#### Task instructions:
Pull every line of text from the material below without changing a character, and leave out the pictures.
--- start Input data ---
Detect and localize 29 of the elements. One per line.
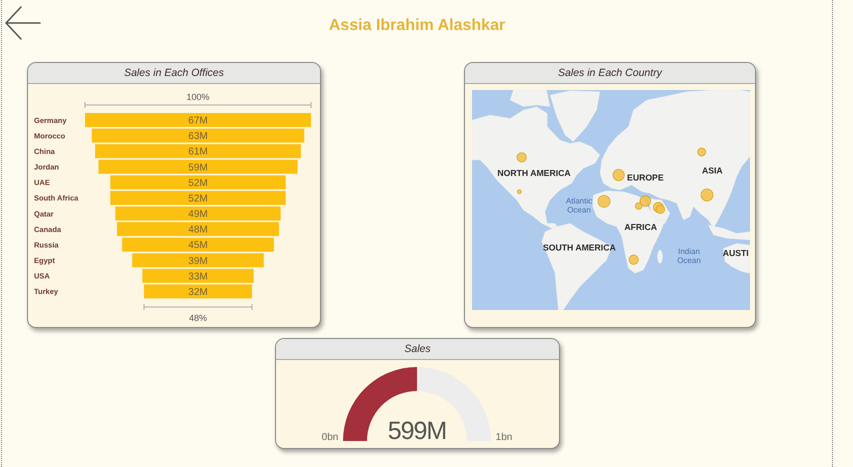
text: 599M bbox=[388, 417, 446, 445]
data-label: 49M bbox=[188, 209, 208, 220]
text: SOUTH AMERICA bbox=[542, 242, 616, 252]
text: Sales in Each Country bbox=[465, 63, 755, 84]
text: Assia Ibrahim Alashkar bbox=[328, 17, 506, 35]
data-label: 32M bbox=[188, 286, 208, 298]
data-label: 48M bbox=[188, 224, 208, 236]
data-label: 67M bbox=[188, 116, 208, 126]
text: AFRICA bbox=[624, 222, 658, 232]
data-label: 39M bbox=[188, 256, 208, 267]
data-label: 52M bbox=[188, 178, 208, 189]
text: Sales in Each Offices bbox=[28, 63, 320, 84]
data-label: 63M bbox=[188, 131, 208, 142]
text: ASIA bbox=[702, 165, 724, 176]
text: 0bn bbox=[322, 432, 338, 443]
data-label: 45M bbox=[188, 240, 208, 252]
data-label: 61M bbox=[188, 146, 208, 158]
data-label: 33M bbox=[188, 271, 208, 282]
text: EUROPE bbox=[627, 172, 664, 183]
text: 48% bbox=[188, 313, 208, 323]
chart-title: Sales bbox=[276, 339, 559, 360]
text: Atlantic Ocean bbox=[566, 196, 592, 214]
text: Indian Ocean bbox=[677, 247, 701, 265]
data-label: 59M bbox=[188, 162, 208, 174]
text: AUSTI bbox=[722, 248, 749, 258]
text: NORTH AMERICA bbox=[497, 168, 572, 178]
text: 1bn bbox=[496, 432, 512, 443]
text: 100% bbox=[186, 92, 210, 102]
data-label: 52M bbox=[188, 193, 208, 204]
--- end Input data ---
#### The completed task:
Detect and localize 29 of the elements. One per line.
text: 599M bbox=[388, 417, 446, 445]
data-label: 49M bbox=[188, 209, 208, 220]
text: SOUTH AMERICA bbox=[542, 242, 616, 252]
text: Sales in Each Country bbox=[465, 63, 755, 84]
text: Assia Ibrahim Alashkar bbox=[328, 17, 506, 35]
data-label: 32M bbox=[188, 286, 208, 298]
data-label: 48M bbox=[188, 224, 208, 236]
data-label: 67M bbox=[188, 116, 208, 126]
text: AFRICA bbox=[624, 222, 658, 232]
data-label: 39M bbox=[188, 256, 208, 267]
data-label: 52M bbox=[188, 178, 208, 189]
text: Sales in Each Offices bbox=[28, 63, 320, 84]
data-label: 63M bbox=[188, 131, 208, 142]
text: ASIA bbox=[702, 165, 724, 176]
text: 0bn bbox=[322, 432, 338, 443]
data-label: 45M bbox=[188, 240, 208, 252]
data-label: 61M bbox=[188, 146, 208, 158]
data-label: 33M bbox=[188, 271, 208, 282]
text: EUROPE bbox=[627, 172, 664, 183]
text: 48% bbox=[188, 313, 208, 323]
chart-title: Sales bbox=[276, 339, 559, 360]
text: Atlantic Ocean bbox=[566, 196, 592, 214]
text: Indian Ocean bbox=[677, 247, 701, 265]
data-label: 59M bbox=[188, 162, 208, 174]
text: AUSTI bbox=[722, 248, 749, 258]
text: NORTH AMERICA bbox=[497, 168, 572, 178]
text: 1bn bbox=[496, 432, 512, 443]
text: 100% bbox=[186, 92, 210, 102]
data-label: 52M bbox=[188, 193, 208, 204]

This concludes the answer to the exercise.